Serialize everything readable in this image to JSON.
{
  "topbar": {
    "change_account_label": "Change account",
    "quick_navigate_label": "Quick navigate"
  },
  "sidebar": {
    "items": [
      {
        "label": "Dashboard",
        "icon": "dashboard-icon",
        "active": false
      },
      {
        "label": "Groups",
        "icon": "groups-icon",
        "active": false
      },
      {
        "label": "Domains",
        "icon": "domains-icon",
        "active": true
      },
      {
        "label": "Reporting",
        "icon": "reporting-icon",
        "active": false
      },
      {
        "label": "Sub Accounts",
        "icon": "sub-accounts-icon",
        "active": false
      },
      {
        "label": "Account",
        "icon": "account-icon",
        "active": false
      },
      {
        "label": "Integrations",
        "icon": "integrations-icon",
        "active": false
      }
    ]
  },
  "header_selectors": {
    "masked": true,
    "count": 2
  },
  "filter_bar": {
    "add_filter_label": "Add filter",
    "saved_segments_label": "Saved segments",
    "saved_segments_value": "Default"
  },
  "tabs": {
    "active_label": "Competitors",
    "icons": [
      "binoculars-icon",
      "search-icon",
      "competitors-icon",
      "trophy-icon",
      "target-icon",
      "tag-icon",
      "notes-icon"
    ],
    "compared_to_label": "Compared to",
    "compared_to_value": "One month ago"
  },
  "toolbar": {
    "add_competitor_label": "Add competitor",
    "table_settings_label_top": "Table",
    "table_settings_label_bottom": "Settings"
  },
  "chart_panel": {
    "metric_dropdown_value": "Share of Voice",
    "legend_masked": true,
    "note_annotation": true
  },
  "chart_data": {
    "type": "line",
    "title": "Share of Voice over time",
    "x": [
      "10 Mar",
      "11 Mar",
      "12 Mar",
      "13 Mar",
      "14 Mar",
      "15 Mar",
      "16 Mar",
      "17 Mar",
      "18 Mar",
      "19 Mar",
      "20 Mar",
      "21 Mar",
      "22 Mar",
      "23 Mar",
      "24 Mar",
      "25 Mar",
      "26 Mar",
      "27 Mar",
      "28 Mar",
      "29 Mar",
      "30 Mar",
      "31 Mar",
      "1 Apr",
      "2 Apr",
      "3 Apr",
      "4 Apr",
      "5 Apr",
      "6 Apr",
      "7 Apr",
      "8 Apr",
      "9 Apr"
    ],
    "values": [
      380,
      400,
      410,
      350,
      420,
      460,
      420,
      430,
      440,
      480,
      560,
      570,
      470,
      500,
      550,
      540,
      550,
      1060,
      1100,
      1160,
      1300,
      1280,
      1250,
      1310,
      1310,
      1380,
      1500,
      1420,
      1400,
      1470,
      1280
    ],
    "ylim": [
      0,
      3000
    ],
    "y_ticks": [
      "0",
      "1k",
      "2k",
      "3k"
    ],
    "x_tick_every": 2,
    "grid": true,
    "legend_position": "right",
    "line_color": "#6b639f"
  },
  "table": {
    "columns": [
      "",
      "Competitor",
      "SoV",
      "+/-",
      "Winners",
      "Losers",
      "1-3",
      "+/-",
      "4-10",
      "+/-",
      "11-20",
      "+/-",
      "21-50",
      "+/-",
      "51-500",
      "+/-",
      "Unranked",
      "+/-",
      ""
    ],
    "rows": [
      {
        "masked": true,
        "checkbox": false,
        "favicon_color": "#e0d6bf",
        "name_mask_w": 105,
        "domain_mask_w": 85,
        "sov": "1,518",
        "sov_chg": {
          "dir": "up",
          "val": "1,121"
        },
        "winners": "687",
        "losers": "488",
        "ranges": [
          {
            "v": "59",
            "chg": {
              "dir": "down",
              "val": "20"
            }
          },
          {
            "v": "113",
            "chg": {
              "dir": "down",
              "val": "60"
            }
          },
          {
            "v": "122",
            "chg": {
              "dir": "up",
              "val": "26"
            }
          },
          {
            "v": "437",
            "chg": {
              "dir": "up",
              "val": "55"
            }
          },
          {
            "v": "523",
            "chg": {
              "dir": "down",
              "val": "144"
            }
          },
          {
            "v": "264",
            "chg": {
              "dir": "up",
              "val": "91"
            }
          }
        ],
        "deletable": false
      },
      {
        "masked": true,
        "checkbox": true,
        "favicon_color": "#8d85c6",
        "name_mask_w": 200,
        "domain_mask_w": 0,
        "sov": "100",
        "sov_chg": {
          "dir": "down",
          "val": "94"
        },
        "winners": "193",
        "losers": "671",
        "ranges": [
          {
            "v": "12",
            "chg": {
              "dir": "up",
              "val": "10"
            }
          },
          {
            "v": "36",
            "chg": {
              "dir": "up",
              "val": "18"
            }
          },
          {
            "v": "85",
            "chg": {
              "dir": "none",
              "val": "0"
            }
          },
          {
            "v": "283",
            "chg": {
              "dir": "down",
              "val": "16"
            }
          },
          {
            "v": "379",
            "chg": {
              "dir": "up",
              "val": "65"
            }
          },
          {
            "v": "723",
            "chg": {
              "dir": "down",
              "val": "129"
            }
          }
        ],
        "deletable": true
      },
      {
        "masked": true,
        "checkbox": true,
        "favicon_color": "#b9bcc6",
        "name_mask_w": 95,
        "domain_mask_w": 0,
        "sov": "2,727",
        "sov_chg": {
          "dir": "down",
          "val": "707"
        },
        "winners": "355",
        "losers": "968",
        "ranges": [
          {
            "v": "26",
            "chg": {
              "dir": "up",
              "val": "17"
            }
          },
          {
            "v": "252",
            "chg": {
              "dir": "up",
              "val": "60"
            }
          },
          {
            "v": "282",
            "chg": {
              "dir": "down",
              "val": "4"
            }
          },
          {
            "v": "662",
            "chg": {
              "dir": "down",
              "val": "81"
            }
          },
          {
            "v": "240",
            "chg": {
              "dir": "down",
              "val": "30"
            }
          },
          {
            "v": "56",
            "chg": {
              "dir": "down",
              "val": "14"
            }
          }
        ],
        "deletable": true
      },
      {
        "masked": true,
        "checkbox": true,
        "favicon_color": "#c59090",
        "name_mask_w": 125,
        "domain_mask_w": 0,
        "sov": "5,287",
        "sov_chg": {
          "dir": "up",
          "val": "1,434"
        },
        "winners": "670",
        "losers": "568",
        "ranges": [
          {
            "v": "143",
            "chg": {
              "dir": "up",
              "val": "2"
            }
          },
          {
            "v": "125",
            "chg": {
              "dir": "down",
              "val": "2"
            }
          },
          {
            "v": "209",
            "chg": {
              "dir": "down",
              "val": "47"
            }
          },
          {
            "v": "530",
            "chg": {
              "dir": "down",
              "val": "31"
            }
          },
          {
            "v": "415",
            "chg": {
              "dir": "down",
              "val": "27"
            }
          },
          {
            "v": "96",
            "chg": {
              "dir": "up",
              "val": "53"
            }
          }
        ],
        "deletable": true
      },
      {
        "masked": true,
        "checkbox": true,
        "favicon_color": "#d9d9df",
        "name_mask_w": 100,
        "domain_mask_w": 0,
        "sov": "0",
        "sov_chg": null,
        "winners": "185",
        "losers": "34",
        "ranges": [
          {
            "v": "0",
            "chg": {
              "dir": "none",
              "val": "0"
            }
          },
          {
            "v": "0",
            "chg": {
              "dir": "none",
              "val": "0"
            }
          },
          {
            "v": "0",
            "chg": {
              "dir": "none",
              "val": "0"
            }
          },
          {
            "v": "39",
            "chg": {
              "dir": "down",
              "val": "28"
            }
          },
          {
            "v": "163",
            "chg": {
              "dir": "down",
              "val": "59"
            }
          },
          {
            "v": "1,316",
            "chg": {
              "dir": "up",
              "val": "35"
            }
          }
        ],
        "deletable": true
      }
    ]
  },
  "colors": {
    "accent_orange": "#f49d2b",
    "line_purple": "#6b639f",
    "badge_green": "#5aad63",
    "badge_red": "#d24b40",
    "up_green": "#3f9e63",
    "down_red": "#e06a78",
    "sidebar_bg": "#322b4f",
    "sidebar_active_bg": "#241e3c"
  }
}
* * *
(The problem): In the listing, find every line containing the word "Share" and list it.

(Response to this exercise):
    "metric_dropdown_value": "Share of Voice",
    "title": "Share of Voice over time",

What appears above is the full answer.